▶ _RECORDS SUPPLIED_
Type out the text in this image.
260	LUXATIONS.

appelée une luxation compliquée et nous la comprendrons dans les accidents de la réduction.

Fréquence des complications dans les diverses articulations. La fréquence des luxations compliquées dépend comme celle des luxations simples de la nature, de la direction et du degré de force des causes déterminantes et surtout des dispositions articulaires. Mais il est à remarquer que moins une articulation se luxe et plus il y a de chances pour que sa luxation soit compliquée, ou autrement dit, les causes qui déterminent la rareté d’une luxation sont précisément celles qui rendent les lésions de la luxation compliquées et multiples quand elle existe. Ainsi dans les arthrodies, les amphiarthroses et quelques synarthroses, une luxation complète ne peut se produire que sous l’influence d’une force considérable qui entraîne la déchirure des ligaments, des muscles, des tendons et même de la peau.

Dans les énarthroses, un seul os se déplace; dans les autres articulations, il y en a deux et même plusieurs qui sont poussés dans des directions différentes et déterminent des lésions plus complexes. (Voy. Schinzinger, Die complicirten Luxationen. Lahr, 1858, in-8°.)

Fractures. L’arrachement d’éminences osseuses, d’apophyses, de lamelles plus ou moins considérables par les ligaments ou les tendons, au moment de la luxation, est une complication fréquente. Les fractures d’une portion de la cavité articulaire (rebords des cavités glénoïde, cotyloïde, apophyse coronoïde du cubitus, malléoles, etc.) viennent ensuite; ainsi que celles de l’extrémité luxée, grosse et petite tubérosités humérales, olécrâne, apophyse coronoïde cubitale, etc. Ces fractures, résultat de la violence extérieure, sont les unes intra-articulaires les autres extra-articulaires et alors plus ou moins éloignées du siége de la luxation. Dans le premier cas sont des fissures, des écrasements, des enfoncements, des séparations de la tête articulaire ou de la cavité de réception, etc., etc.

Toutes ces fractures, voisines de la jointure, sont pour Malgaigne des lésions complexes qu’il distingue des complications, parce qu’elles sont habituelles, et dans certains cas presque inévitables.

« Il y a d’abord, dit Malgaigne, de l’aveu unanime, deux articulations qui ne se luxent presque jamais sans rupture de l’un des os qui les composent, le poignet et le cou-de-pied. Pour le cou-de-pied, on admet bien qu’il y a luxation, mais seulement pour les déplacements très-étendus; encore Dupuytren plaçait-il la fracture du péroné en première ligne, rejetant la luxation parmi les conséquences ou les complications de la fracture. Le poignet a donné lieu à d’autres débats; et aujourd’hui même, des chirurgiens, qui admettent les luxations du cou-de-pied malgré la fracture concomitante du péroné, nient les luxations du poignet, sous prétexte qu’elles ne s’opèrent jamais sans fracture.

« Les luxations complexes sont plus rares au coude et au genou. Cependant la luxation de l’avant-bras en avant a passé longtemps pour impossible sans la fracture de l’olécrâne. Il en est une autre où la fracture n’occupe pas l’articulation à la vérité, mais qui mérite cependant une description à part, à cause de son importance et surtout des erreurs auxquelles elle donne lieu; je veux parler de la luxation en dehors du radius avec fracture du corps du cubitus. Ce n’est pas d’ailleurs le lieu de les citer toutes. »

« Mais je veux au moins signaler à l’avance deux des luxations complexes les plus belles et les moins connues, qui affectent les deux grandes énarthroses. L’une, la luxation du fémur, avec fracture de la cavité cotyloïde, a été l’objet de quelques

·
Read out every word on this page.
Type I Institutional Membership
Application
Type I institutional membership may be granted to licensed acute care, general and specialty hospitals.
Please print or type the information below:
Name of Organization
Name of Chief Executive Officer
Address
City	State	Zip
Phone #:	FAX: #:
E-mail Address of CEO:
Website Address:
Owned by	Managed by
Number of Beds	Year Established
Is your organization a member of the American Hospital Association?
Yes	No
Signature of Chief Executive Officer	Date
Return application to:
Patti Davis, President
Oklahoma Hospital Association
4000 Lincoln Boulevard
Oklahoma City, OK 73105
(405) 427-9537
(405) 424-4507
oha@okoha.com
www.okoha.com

▶ _WHAT TO PRODUCE_
Write out the material exactly as given.

▶ _COMPLETE ANSWER_
Type out the text in this image.
260	LUXATIONS.

appelée une luxation compliquée et nous la comprendrons dans les accidents de la réduction.

Fréquence des complications dans les diverses articulations. La fréquence des luxations compliquées dépend comme celle des luxations simples de la nature, de la direction et du degré de force des causes déterminantes et surtout des dispositions articulaires. Mais il est à remarquer que moins une articulation se luxe et plus il y a de chances pour que sa luxation soit compliquée, ou autrement dit, les causes qui déterminent la rareté d’une luxation sont précisément celles qui rendent les lésions de la luxation compliquées et multiples quand elle existe. Ainsi dans les arthrodies, les amphiarthroses et quelques synarthroses, une luxation complète ne peut se produire que sous l’influence d’une force considérable qui entraîne la déchirure des ligaments, des muscles, des tendons et même de la peau.

Dans les énarthroses, un seul os se déplace; dans les autres articulations, il y en a deux et même plusieurs qui sont poussés dans des directions différentes et déterminent des lésions plus complexes. (Voy. Schinzinger, Die complicirten Luxationen. Lahr, 1858, in-8°.)

Fractures. L’arrachement d’éminences osseuses, d’apophyses, de lamelles plus ou moins considérables par les ligaments ou les tendons, au moment de la luxation, est une complication fréquente. Les fractures d’une portion de la cavité articulaire (rebords des cavités glénoïde, cotyloïde, apophyse coronoïde du cubitus, malléoles, etc.) viennent ensuite; ainsi que celles de l’extrémité luxée, grosse et petite tubérosités humérales, olécrâne, apophyse coronoïde cubitale, etc. Ces fractures, résultat de la violence extérieure, sont les unes intra-articulaires les autres extra-articulaires et alors plus ou moins éloignées du siége de la luxation. Dans le premier cas sont des fissures, des écrasements, des enfoncements, des séparations de la tête articulaire ou de la cavité de réception, etc., etc.

Toutes ces fractures, voisines de la jointure, sont pour Malgaigne des lésions complexes qu’il distingue des complications, parce qu’elles sont habituelles, et dans certains cas presque inévitables.

« Il y a d’abord, dit Malgaigne, de l’aveu unanime, deux articulations qui ne se luxent presque jamais sans rupture de l’un des os qui les composent, le poignet et le cou-de-pied. Pour le cou-de-pied, on admet bien qu’il y a luxation, mais seulement pour les déplacements très-étendus; encore Dupuytren plaçait-il la fracture du péroné en première ligne, rejetant la luxation parmi les conséquences ou les complications de la fracture. Le poignet a donné lieu à d’autres débats; et aujourd’hui même, des chirurgiens, qui admettent les luxations du cou-de-pied malgré la fracture concomitante du péroné, nient les luxations du poignet, sous prétexte qu’elles ne s’opèrent jamais sans fracture.

« Les luxations complexes sont plus rares au coude et au genou. Cependant la luxation de l’avant-bras en avant a passé longtemps pour impossible sans la fracture de l’olécrâne. Il en est une autre où la fracture n’occupe pas l’articulation à la vérité, mais qui mérite cependant une description à part, à cause de son importance et surtout des erreurs auxquelles elle donne lieu; je veux parler de la luxation en dehors du radius avec fracture du corps du cubitus. Ce n’est pas d’ailleurs le lieu de les citer toutes. »

« Mais je veux au moins signaler à l’avance deux des luxations complexes les plus belles et les moins connues, qui affectent les deux grandes énarthroses. L’une, la luxation du fémur, avec fracture de la cavité cotyloïde, a été l’objet de quelques

·
Read out every word on this page.
Type I Institutional Membership
Application
Type I institutional membership may be granted to licensed acute care, general and specialty hospitals.
Please print or type the information below:
Name of Organization
Name of Chief Executive Officer
Address
City	State	Zip
Phone #:	FAX: #:
E-mail Address of CEO:
Website Address:
Owned by	Managed by
Number of Beds	Year Established
Is your organization a member of the American Hospital Association?
Yes	No
Signature of Chief Executive Officer	Date
Return application to:
Patti Davis, President
Oklahoma Hospital Association
4000 Lincoln Boulevard
Oklahoma City, OK 73105
(405) 427-9537
(405) 424-4507
oha@okoha.com
www.okoha.com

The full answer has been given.